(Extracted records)
+---+
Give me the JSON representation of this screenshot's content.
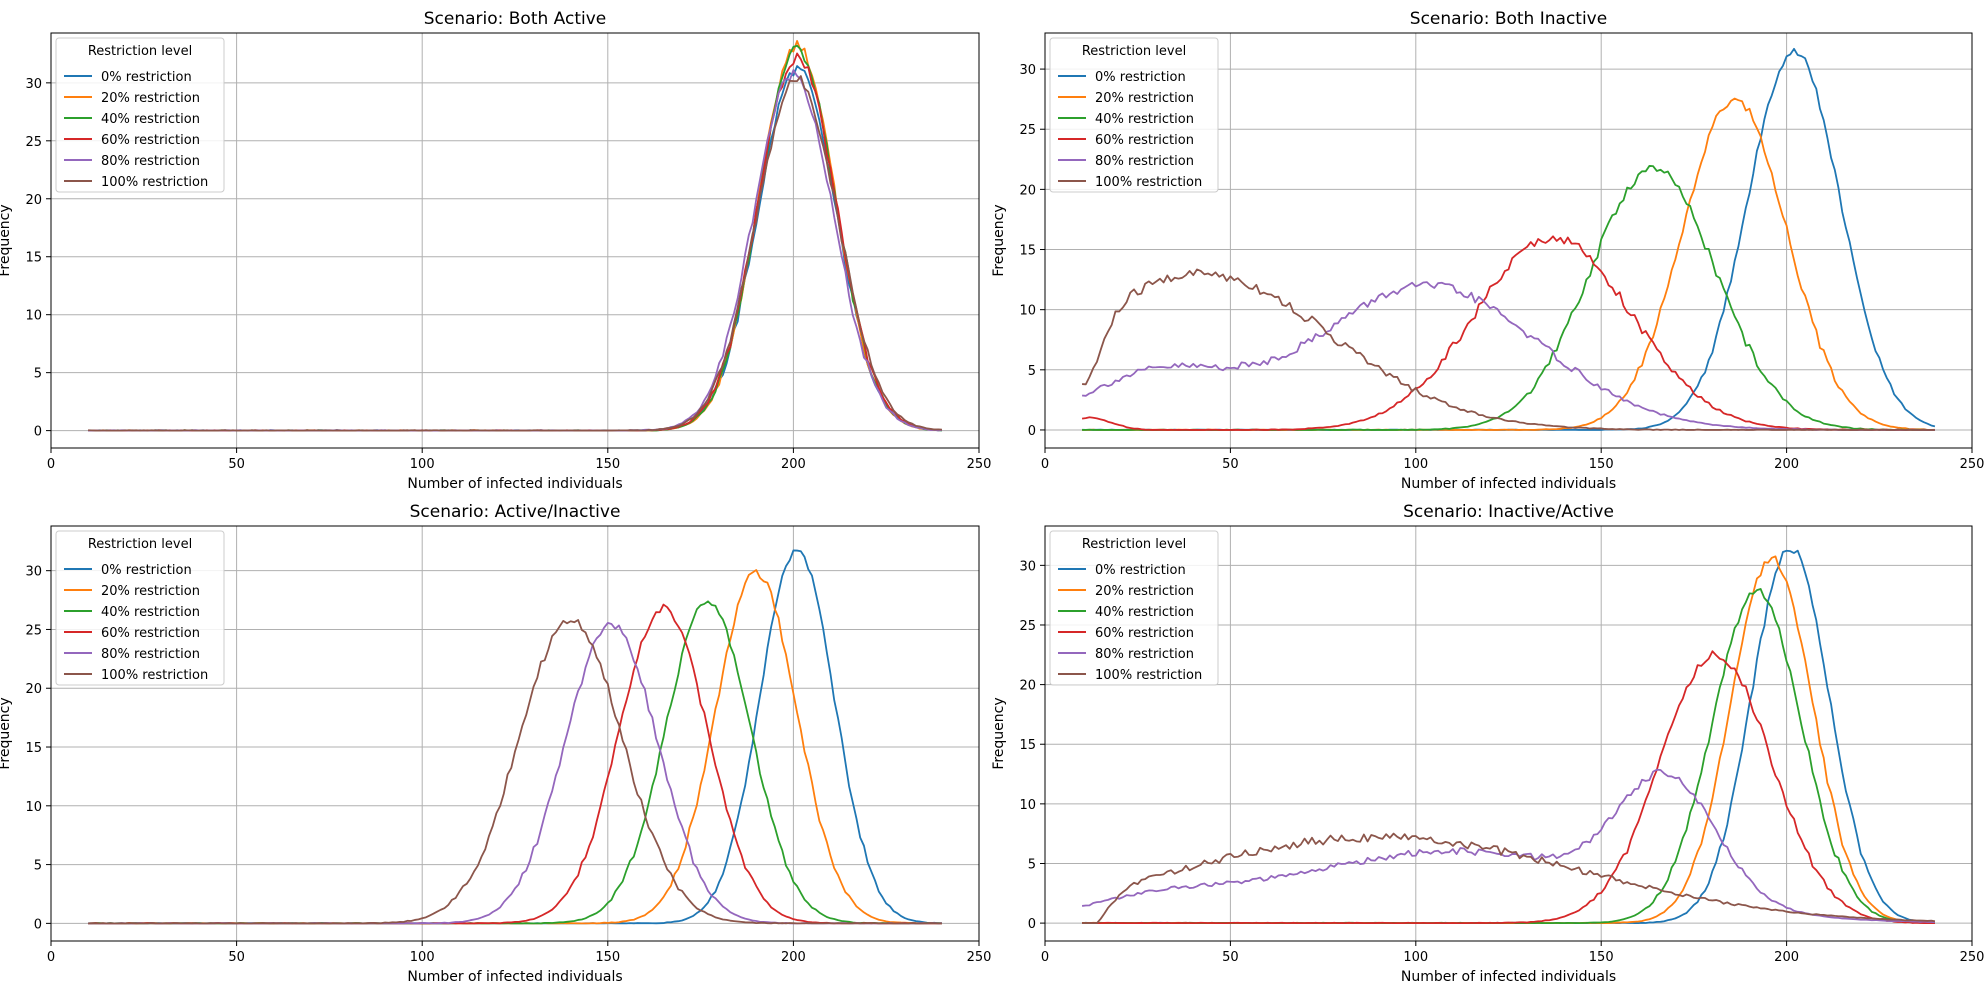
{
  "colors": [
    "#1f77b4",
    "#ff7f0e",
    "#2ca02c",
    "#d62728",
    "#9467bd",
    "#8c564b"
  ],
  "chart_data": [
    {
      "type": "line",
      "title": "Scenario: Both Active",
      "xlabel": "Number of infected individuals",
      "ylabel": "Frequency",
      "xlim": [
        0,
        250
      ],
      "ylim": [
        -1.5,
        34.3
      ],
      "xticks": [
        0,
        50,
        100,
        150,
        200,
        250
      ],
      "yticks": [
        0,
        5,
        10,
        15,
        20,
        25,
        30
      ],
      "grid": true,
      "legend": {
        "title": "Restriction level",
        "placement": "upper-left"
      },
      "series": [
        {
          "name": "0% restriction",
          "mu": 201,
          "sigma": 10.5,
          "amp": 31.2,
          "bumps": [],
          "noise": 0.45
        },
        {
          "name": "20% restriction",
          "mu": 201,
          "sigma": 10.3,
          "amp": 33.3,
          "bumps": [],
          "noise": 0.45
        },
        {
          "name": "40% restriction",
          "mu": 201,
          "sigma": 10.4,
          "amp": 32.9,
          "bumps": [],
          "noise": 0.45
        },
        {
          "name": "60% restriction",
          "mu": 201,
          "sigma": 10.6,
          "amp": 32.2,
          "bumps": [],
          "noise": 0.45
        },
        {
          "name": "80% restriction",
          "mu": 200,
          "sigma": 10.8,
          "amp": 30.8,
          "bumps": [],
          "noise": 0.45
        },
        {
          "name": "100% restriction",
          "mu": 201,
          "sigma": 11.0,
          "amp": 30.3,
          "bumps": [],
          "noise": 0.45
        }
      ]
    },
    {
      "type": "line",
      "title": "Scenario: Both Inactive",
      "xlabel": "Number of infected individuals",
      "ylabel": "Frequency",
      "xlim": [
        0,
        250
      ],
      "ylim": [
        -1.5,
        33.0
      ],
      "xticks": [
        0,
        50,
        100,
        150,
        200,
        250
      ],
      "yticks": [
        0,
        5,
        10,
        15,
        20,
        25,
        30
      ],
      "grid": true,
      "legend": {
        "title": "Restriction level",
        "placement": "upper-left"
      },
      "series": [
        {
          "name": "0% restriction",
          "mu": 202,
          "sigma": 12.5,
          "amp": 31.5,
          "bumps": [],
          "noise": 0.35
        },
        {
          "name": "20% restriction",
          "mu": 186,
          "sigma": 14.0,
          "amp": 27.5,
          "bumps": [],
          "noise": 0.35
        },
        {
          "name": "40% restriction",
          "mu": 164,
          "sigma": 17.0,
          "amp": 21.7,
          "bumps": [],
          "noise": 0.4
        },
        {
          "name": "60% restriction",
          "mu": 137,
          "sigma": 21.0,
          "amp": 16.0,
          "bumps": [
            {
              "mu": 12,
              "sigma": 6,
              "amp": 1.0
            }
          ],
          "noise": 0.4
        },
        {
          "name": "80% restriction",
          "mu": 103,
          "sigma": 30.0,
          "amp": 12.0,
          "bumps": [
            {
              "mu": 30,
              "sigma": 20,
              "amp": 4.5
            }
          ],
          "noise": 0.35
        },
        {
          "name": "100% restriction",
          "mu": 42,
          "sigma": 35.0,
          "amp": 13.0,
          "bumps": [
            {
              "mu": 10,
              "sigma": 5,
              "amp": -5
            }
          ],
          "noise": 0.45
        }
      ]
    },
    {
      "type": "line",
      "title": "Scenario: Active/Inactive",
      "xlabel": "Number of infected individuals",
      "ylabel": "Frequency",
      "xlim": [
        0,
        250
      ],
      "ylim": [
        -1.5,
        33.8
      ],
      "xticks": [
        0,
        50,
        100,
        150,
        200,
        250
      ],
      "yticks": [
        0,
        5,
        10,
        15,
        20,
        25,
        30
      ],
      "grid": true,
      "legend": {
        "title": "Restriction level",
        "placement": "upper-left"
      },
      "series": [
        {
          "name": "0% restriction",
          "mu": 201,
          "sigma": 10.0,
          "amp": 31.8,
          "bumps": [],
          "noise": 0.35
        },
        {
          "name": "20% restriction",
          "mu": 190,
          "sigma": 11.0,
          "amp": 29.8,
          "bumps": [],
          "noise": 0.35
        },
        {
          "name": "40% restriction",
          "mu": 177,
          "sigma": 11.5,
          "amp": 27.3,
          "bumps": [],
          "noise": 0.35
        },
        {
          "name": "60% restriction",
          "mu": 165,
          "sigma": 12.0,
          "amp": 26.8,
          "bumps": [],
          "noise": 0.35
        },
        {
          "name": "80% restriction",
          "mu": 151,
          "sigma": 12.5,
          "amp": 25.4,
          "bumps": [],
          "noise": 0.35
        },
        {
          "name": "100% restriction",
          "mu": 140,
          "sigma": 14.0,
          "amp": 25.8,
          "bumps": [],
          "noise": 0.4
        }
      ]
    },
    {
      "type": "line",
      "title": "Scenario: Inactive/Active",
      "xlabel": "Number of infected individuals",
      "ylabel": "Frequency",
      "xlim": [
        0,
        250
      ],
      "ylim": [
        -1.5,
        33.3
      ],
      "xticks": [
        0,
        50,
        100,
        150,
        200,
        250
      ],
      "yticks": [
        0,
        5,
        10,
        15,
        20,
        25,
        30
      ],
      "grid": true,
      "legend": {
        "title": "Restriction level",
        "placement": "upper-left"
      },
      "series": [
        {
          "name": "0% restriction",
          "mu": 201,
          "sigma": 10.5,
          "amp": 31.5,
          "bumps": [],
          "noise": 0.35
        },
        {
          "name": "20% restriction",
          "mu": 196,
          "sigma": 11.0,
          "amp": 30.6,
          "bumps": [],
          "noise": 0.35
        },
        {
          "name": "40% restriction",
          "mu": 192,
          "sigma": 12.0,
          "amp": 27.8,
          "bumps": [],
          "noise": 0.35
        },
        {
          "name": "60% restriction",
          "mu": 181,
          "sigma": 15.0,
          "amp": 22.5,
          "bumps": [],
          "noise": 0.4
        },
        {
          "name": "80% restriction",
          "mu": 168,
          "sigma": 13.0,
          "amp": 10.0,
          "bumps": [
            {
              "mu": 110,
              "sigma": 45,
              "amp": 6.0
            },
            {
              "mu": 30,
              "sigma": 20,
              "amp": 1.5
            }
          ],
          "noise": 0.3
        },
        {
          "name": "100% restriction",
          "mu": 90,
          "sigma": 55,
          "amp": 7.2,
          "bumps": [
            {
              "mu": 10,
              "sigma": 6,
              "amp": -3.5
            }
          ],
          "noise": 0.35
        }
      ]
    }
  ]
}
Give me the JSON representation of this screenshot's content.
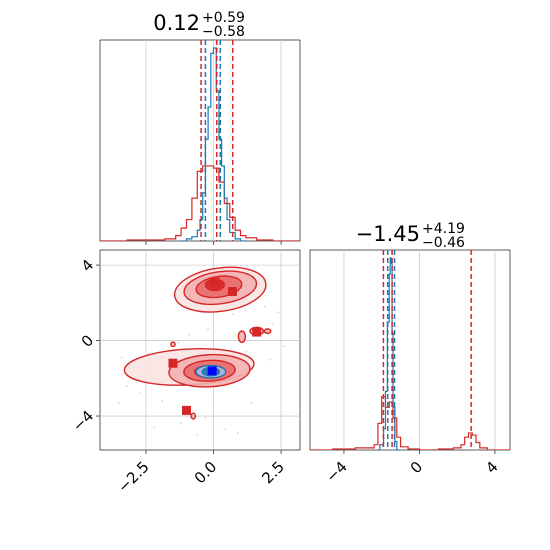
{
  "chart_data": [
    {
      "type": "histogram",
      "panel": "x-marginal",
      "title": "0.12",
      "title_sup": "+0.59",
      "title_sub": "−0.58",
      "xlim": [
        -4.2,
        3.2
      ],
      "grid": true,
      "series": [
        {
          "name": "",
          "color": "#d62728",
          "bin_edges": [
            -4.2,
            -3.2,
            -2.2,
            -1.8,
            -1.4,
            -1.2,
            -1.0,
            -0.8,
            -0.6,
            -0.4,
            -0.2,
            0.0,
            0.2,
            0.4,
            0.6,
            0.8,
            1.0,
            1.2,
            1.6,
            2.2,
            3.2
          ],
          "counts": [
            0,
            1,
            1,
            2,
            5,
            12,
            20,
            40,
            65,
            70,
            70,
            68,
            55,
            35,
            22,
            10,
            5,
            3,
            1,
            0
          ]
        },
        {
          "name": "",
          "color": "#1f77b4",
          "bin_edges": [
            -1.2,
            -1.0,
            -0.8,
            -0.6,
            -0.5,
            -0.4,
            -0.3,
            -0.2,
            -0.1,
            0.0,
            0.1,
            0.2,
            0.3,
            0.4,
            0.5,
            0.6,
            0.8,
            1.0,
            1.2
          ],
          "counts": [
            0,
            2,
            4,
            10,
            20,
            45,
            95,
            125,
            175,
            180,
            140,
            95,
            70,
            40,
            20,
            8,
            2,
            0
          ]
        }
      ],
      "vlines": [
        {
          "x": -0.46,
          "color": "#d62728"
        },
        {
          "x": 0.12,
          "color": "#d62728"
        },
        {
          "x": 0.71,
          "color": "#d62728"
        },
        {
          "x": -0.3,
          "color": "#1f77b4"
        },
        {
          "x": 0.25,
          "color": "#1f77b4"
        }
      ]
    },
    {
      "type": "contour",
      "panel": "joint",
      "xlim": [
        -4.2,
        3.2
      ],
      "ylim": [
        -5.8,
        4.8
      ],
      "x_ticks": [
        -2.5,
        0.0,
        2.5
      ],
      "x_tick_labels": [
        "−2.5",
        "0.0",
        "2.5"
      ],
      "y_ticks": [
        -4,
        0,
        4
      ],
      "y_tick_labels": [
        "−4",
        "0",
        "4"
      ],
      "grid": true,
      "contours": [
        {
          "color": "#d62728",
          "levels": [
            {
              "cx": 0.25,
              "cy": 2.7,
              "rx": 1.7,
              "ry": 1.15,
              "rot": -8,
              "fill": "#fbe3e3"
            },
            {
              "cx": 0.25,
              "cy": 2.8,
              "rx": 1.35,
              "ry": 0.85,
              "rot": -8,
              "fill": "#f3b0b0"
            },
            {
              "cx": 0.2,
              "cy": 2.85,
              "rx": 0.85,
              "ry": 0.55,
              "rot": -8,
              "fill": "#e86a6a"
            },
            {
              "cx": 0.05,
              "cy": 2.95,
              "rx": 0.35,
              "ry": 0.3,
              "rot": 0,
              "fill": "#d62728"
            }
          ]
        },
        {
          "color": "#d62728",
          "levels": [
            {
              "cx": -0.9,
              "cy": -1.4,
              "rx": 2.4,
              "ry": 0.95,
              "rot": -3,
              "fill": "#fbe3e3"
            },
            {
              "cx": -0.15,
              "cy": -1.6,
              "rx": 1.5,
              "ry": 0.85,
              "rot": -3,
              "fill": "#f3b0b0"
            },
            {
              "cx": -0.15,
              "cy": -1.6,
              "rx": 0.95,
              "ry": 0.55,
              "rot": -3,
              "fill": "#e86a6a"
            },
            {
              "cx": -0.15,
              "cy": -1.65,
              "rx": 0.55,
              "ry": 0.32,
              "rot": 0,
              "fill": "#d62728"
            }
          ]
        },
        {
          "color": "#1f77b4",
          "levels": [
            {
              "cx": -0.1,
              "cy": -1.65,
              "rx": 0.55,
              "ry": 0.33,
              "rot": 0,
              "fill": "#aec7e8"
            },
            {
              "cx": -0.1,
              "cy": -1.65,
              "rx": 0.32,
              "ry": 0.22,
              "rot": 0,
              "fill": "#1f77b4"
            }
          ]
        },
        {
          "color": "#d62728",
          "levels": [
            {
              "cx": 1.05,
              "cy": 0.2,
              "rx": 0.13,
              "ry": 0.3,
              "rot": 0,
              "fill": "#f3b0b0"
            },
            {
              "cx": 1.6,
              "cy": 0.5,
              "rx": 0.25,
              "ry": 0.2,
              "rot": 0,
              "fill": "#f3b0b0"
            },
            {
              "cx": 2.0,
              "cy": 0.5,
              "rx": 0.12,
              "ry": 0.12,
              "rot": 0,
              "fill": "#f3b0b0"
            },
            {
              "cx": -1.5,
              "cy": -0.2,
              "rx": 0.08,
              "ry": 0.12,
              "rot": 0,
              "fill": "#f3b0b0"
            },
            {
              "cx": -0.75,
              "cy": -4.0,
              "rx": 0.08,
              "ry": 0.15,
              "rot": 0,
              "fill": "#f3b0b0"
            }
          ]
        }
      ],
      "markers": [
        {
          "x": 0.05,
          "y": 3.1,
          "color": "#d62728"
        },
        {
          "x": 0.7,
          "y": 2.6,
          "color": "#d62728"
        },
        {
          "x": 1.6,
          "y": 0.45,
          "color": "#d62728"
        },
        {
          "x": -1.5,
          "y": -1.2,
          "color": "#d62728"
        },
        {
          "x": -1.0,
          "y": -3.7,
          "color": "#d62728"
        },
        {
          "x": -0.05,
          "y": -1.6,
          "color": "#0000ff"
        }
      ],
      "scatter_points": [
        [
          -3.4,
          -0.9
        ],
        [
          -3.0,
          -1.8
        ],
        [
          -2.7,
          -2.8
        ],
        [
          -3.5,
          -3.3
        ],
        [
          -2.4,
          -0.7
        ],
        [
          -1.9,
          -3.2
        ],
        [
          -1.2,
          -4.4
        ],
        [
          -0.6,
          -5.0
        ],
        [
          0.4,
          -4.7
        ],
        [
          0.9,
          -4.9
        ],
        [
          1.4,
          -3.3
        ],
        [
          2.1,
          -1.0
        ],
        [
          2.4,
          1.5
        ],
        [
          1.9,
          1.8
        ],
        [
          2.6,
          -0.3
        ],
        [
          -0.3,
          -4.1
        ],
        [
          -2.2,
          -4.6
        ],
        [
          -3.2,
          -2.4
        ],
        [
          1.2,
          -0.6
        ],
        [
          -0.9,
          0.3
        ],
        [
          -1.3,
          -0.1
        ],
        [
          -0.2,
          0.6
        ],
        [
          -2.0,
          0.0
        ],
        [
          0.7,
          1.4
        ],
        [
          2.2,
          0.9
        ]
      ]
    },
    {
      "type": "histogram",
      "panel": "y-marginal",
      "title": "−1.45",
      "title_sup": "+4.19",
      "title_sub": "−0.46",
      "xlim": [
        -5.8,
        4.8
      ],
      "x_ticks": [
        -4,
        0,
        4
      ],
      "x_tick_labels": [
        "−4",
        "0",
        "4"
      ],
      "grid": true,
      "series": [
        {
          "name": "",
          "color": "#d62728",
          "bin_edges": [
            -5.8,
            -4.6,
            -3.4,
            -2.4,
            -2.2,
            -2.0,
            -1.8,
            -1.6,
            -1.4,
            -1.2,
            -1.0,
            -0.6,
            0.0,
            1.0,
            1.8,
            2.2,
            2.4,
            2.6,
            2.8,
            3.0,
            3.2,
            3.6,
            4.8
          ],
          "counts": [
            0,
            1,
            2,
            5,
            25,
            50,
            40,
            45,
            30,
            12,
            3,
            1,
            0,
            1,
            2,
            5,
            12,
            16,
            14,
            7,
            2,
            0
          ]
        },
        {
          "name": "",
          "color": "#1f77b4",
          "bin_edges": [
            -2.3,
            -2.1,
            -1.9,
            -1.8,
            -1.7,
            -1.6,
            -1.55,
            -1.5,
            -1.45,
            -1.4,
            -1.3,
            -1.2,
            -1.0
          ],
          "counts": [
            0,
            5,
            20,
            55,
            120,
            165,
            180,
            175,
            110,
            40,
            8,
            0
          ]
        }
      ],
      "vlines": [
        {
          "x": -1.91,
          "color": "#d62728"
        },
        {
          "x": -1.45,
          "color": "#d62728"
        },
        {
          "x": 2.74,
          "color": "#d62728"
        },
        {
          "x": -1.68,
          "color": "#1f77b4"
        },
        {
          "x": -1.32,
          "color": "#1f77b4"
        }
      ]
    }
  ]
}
+---+
To do: Report each line in the data that holds the word "Both".

Task output:
      "title": "Scenario: Both Active",
      "title": "Scenario: Both Inactive",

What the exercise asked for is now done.